SHORT EXERCISE: Look for the string "name" in the lines and copy each line that has it.

MATERIALS PROVIDED:
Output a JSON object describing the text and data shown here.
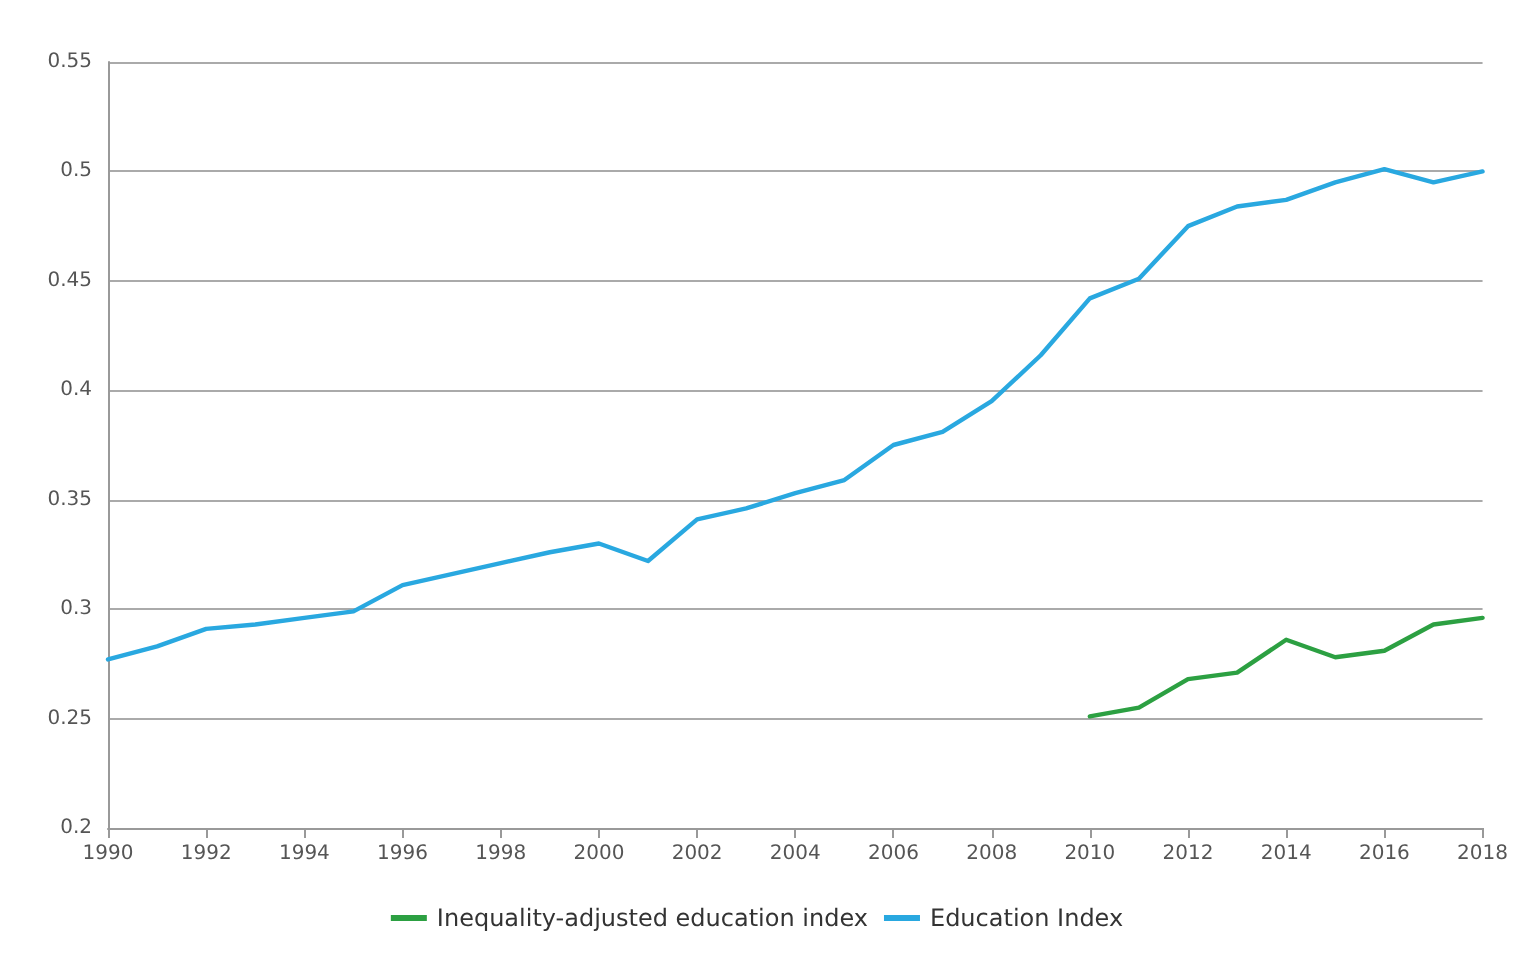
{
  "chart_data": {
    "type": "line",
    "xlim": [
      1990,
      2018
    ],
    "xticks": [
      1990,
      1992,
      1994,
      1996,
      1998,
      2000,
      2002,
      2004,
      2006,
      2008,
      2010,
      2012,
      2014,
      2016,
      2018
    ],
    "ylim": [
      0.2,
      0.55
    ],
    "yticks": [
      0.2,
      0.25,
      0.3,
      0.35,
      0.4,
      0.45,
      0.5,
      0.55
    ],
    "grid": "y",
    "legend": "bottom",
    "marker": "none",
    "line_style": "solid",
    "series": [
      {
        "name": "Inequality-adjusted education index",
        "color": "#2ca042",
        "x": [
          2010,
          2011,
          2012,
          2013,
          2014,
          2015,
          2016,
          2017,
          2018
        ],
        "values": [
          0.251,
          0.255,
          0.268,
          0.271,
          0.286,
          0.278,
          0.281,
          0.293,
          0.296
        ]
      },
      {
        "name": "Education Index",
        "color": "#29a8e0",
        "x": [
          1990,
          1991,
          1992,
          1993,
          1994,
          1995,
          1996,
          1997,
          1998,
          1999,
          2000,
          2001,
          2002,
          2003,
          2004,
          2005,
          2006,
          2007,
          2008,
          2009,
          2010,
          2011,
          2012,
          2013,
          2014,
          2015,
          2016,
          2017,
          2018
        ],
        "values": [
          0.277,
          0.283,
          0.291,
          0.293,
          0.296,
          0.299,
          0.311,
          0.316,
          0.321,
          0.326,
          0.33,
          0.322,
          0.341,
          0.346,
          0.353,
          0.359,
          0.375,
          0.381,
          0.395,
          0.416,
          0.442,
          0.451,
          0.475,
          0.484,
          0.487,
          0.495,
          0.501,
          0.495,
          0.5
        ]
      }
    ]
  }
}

SOLUTION TO THE PROBLEM:
        "name": "Inequality-adjusted education index",
        "name": "Education Index",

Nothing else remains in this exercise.